## WHAT YOU WILL DO
According to the commit diff, what does this change add to gooddata_pandas?

** BEGIN PASSAGE **

Merge pull request #1065 from no23reason/dho/cq-1387-pandas

hkad98 · web-flow · commit e49ec2956ebe · 2025-06-12T14:45:02.000+02:00
feat: add on_execution_submitted to gooddata_pandas
diff --git a/gooddata-pandas/gooddata_pandas/data_access.py b/gooddata-pandas/gooddata_pandas/data_access.py
@@ -1,14 +1,14 @@
 # (C) 2021 GoodData Corporation
 from __future__ import annotations
 
-from typing import Any, Optional, Union
+from typing import Any, Callable, Optional, Union
 
 from gooddata_sdk import (
     Attribute,
     AttributeFilter,
     CatalogAttribute,
+    Execution,
     ExecutionDefinition,
-    ExecutionResponse,
     Filter,
     GoodDataSdk,
     Metric,
@@ -257,7 +257,7 @@ def _compute(
     columns: ColumnsDef,
     index_by: Optional[IndexDef] = None,
     filter_by: Optional[Union[Filter, list[Filter]]] = None,
-) -> tuple[ExecutionResponse, dict[str, int], dict[str, int], dict[str, int]]:
+) -> tuple[Execution, dict[str, int], dict[str, int], dict[str, int]]:
     """
     Internal function that computes an execution-by-convention to retrieve data for a data frame with the provided
     columns, optionally indexed by the index_by label and optionally filtered.
@@ -271,7 +271,7 @@ def _compute(
 
     Returns:
         tuple: A tuple containing the following elements:
-        - ExecutionResponse: The execution response.
+        - Execution: The execution response.
         - dict[str, int]: A mapping of pandas column names to attribute dimension indices.
         - dict[str, int]: A mapping of pandas column names to metric dimension indices.
         - dict[str, int]: A mapping of pandas index names to attribute dimension indices.
@@ -299,20 +299,20 @@ def _compute(
 #
 
 
-def _extract_for_metrics_only(response: ExecutionResponse, cols: list, col_to_metric_idx: dict) -> dict:
+def _extract_for_metrics_only(execution: Execution, cols: list, col_to_metric_idx: dict) -> dict:
     """
     Internal function that extracts data for metrics-only columns when there are no attribute columns.
 
     Args:
-        response (ExecutionResponse): The execution response to extract data from.
+        execution (Execution): The execution response to extract data from.
         cols (list): A list of column names.
         col_to_metric_idx (dict): A mapping of pandas column names to metric dimension indices.
 
     Returns:
         dict: A dictionary containing the extracted data.
     """
-    exec_def = response.exec_def
-    result = response.read_result(len(exec_def.metrics))
+    exec_def = execution.exec_def
+    result = execution.read_result(len(exec_def.metrics))
     if len(result.data) == 0:
         return {col: [] for col in cols}
 
@@ -345,7 +345,7 @@ def _typed_result(attributes: list[CatalogAttribute], attribute: Attribute, resu
 
 
 def _extract_from_attributes_and_maybe_metrics(
-    response: ExecutionResponse,
+    execution: Execution,
     attributes: list[CatalogAttribute],
     cols: list[str],
     col_to_attr_idx: dict[str, int],
@@ -357,7 +357,7 @@ def _extract_from_attributes_and_maybe_metrics(
     optionally metrics columns.

** END PASSAGE **
** BEGIN MATERIAL SHOWN **

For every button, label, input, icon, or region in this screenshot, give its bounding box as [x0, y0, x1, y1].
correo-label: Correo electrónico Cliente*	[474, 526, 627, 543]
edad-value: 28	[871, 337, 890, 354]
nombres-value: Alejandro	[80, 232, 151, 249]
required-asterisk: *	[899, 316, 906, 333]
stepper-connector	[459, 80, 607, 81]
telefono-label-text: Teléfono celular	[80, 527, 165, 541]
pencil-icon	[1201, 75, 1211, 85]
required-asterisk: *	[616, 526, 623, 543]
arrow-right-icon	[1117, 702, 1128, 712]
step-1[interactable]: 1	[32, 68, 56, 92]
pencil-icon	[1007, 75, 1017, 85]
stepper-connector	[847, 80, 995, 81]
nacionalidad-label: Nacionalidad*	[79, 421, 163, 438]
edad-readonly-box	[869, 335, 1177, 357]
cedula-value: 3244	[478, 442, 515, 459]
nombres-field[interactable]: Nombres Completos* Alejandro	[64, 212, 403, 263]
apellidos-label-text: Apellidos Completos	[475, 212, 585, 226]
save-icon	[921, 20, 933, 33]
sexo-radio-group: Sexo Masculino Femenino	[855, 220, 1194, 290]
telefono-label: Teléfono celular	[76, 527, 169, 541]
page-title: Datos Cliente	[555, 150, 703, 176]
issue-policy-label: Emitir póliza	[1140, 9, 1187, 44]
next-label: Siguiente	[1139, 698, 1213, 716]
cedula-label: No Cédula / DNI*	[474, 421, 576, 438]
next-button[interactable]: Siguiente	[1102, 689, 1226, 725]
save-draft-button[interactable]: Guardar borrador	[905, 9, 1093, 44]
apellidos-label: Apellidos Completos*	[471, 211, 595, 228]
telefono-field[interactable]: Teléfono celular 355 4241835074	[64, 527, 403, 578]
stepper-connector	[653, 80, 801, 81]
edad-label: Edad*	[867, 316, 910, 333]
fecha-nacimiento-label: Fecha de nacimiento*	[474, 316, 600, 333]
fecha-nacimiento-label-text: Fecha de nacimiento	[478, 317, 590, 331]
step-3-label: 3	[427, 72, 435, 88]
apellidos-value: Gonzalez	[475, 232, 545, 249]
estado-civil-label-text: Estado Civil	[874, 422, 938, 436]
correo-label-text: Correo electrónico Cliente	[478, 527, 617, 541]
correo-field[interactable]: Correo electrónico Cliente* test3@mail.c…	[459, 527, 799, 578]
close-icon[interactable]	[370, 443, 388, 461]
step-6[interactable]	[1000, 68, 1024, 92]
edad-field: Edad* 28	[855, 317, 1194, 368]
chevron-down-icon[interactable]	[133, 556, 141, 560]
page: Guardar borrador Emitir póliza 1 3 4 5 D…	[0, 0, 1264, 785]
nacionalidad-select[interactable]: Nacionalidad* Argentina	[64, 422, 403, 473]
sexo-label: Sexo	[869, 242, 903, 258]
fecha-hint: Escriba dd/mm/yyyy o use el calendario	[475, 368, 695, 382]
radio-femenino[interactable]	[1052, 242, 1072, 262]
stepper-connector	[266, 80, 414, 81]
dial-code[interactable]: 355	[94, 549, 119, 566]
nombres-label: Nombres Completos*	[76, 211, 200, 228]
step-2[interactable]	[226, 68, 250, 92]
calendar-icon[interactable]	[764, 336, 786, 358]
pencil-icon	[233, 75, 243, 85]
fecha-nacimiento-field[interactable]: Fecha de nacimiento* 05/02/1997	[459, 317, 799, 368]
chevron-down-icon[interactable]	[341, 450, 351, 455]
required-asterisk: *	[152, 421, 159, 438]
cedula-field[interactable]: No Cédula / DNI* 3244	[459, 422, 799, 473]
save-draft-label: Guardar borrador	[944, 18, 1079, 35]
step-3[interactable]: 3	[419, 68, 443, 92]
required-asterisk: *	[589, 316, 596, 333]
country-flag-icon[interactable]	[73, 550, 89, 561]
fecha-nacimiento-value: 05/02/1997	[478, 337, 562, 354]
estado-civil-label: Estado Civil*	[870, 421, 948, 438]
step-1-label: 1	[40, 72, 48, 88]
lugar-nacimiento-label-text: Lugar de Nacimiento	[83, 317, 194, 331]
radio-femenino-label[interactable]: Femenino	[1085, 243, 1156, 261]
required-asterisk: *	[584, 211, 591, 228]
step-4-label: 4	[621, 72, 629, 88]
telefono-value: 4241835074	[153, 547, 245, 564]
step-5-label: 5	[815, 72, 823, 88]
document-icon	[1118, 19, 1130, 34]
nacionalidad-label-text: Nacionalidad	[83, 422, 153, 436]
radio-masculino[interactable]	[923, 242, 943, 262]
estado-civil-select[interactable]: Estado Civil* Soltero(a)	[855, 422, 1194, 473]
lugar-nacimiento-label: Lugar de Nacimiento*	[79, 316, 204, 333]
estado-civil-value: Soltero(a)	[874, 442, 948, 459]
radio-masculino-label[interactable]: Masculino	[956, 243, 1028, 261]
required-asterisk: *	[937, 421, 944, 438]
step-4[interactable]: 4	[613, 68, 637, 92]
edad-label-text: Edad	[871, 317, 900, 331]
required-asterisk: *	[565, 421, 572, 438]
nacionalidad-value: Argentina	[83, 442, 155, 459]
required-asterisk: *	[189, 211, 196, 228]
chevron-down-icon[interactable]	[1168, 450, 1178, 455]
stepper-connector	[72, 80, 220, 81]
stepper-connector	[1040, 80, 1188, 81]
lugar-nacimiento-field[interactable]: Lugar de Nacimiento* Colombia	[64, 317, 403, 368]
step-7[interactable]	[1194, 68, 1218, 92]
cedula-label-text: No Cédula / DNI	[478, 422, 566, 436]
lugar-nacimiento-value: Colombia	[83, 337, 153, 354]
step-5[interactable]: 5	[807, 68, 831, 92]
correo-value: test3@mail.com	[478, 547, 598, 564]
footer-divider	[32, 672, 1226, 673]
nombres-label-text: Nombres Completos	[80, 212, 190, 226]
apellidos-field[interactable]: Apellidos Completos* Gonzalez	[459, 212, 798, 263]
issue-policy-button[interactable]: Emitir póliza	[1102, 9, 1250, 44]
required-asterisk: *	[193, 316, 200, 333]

** END MATERIAL SHOWN **

## ANSWER TO THIS TASK
It adds on_execution_submitted to gooddata_pandas.